Instruction
Each line below is to be written out in full, exactly as shown.

Data shown
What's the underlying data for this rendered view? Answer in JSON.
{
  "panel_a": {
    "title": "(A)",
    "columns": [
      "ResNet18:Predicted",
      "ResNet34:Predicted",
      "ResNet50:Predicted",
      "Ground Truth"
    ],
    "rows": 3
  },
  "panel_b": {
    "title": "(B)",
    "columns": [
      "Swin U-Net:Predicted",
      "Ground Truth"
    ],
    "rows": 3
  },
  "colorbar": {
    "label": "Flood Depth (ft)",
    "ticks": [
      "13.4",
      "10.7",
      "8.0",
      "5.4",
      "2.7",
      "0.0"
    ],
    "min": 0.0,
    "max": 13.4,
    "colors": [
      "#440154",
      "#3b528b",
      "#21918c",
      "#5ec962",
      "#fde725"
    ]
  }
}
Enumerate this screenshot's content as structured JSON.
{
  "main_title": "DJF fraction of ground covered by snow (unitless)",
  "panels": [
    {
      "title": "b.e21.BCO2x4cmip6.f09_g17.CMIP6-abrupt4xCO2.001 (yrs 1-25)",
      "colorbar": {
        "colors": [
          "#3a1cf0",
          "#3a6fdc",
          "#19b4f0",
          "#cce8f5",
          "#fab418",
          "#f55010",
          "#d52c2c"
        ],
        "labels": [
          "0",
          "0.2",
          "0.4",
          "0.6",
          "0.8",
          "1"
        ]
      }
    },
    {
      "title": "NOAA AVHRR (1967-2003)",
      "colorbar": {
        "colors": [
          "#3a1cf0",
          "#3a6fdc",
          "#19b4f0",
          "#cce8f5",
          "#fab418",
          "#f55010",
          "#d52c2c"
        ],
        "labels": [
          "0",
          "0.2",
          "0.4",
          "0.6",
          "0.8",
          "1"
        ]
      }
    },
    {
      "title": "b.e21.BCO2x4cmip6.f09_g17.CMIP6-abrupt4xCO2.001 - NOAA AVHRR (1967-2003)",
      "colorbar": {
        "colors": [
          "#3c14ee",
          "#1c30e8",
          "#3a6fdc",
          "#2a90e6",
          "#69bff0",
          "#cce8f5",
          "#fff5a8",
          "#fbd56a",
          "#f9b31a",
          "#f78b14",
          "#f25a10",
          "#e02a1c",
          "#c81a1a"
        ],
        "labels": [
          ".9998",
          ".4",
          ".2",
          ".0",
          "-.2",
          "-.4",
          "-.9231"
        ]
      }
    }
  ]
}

Response
What's the underlying data for this rendered view? Answer in JSON.
{
  "panel_a": {
    "title": "(A)",
    "columns": [
      "ResNet18:Predicted",
      "ResNet34:Predicted",
      "ResNet50:Predicted",
      "Ground Truth"
    ],
    "rows": 3
  },
  "panel_b": {
    "title": "(B)",
    "columns": [
      "Swin U-Net:Predicted",
      "Ground Truth"
    ],
    "rows": 3
  },
  "colorbar": {
    "label": "Flood Depth (ft)",
    "ticks": [
      "13.4",
      "10.7",
      "8.0",
      "5.4",
      "2.7",
      "0.0"
    ],
    "min": 0.0,
    "max": 13.4,
    "colors": [
      "#440154",
      "#3b528b",
      "#21918c",
      "#5ec962",
      "#fde725"
    ]
  }
}
Enumerate this screenshot's content as structured JSON.
{
  "main_title": "DJF fraction of ground covered by snow (unitless)",
  "panels": [
    {
      "title": "b.e21.BCO2x4cmip6.f09_g17.CMIP6-abrupt4xCO2.001 (yrs 1-25)",
      "colorbar": {
        "colors": [
          "#3a1cf0",
          "#3a6fdc",
          "#19b4f0",
          "#cce8f5",
          "#fab418",
          "#f55010",
          "#d52c2c"
        ],
        "labels": [
          "0",
          "0.2",
          "0.4",
          "0.6",
          "0.8",
          "1"
        ]
      }
    },
    {
      "title": "NOAA AVHRR (1967-2003)",
      "colorbar": {
        "colors": [
          "#3a1cf0",
          "#3a6fdc",
          "#19b4f0",
          "#cce8f5",
          "#fab418",
          "#f55010",
          "#d52c2c"
        ],
        "labels": [
          "0",
          "0.2",
          "0.4",
          "0.6",
          "0.8",
          "1"
        ]
      }
    },
    {
      "title": "b.e21.BCO2x4cmip6.f09_g17.CMIP6-abrupt4xCO2.001 - NOAA AVHRR (1967-2003)",
      "colorbar": {
        "colors": [
          "#3c14ee",
          "#1c30e8",
          "#3a6fdc",
          "#2a90e6",
          "#69bff0",
          "#cce8f5",
          "#fff5a8",
          "#fbd56a",
          "#f9b31a",
          "#f78b14",
          "#f25a10",
          "#e02a1c",
          "#c81a1a"
        ],
        "labels": [
          ".9998",
          ".4",
          ".2",
          ".0",
          "-.2",
          "-.4",
          "-.9231"
        ]
      }
    }
  ]
}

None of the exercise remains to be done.